> _What you are asked to do_: Please report each line of the data below that contains "xlabel".

> _Source data_:
================================
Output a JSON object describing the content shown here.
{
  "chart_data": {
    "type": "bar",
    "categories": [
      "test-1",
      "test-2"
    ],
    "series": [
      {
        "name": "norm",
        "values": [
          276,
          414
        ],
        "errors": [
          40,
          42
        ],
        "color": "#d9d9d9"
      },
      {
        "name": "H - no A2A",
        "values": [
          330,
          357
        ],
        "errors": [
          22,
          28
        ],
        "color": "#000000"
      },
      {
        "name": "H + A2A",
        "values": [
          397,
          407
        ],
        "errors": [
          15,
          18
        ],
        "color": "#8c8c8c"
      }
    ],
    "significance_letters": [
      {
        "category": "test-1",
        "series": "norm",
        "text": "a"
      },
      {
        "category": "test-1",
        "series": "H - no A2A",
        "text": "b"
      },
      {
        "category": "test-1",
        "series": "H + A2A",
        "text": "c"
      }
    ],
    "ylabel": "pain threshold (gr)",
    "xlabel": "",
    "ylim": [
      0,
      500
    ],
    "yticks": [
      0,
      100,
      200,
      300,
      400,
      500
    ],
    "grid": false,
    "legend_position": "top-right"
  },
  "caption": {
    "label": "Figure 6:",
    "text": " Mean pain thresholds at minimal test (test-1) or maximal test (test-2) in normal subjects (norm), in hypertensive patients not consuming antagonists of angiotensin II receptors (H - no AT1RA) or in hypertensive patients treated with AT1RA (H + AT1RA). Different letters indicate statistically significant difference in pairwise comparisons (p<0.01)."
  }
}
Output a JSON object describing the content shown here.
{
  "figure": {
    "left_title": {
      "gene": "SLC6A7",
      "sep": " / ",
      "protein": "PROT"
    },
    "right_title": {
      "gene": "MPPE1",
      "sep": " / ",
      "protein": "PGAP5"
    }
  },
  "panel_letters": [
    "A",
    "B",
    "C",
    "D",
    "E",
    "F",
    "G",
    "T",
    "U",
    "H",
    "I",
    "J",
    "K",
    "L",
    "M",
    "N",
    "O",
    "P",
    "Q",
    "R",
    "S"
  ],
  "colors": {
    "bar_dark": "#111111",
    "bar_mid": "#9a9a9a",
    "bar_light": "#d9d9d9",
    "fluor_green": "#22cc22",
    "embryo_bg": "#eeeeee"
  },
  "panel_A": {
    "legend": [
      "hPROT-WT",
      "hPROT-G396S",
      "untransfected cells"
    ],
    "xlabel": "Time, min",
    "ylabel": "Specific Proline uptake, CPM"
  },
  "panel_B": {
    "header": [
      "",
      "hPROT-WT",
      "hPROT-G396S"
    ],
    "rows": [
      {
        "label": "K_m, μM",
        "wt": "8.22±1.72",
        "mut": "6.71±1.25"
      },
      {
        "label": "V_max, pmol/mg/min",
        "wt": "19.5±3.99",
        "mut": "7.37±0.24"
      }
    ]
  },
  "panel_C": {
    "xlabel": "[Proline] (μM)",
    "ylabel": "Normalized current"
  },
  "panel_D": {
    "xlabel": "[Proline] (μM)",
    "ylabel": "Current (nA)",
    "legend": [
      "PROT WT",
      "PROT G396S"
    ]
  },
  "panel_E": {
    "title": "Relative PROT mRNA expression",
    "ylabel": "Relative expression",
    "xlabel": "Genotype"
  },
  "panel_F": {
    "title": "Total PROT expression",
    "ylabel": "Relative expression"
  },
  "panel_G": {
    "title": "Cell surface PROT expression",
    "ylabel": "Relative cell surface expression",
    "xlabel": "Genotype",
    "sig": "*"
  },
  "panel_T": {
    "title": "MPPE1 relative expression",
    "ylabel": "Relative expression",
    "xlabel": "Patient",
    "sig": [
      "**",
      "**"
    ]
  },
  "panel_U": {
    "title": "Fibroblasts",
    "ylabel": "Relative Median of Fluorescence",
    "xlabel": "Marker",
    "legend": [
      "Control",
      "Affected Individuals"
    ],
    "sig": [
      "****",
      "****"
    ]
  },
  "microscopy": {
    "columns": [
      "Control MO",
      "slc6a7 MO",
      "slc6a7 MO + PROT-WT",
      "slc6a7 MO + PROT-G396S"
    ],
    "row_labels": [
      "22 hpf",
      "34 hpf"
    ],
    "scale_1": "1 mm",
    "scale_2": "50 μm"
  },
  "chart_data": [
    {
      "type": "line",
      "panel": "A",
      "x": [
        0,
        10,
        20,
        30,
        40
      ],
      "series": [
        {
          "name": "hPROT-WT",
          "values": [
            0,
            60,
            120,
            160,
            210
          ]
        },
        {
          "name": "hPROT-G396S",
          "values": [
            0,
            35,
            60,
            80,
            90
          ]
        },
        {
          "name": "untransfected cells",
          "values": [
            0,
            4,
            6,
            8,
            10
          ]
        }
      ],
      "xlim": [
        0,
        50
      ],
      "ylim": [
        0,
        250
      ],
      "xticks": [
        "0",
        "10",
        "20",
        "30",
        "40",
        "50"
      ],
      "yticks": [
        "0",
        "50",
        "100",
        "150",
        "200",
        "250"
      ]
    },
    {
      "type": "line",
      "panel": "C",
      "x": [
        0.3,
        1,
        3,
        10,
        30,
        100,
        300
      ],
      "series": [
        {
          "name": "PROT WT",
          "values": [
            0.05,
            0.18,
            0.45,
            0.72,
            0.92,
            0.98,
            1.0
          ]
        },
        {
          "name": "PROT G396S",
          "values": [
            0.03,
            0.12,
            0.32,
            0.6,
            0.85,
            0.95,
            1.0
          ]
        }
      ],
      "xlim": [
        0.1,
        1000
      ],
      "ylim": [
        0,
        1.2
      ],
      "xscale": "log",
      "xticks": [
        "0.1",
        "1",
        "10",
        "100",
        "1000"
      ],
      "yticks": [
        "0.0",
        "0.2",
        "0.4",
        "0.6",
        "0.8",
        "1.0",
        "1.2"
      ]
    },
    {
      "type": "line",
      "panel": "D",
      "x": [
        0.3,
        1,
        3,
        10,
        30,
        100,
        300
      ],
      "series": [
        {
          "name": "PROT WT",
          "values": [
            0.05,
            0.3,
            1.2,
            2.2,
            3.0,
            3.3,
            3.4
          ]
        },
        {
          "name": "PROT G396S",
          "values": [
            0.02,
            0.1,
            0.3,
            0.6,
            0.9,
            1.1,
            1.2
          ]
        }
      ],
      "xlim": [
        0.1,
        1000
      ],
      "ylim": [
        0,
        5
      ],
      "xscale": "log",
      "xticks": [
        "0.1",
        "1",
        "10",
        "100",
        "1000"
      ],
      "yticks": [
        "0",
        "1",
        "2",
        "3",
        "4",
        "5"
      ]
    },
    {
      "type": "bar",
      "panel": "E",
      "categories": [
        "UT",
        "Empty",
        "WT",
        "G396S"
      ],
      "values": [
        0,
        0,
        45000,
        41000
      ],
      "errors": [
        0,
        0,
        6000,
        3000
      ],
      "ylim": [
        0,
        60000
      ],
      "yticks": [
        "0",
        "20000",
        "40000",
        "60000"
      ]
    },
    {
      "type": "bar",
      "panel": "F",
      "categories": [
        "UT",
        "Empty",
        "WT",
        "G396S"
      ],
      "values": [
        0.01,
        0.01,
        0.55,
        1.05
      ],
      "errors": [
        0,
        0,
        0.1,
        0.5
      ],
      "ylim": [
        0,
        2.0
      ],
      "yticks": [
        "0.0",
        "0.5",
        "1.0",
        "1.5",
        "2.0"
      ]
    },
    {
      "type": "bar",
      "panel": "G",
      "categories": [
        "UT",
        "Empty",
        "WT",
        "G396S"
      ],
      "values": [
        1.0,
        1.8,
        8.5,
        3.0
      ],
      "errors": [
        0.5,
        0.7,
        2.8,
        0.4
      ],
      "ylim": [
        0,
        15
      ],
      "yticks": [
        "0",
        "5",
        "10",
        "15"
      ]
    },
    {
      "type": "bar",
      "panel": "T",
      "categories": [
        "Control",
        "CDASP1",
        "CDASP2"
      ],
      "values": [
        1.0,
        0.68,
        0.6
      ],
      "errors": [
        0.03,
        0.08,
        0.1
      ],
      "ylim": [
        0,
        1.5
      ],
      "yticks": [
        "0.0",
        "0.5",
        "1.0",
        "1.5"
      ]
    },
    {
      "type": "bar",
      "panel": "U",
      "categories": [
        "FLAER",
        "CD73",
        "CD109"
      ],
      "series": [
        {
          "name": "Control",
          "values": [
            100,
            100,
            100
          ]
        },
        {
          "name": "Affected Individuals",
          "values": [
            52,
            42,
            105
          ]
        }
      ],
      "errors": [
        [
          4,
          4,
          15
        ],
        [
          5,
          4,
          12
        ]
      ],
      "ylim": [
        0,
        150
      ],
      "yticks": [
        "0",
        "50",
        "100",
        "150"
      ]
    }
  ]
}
================================
> _Solved exercise_:
    "xlabel": "",
    "xlabel": "Time, min",
    "xlabel": "[Proline] (μM)",
    "xlabel": "[Proline] (μM)",
    "xlabel": "Genotype"
    "xlabel": "Genotype",
    "xlabel": "Patient",
    "xlabel": "Marker",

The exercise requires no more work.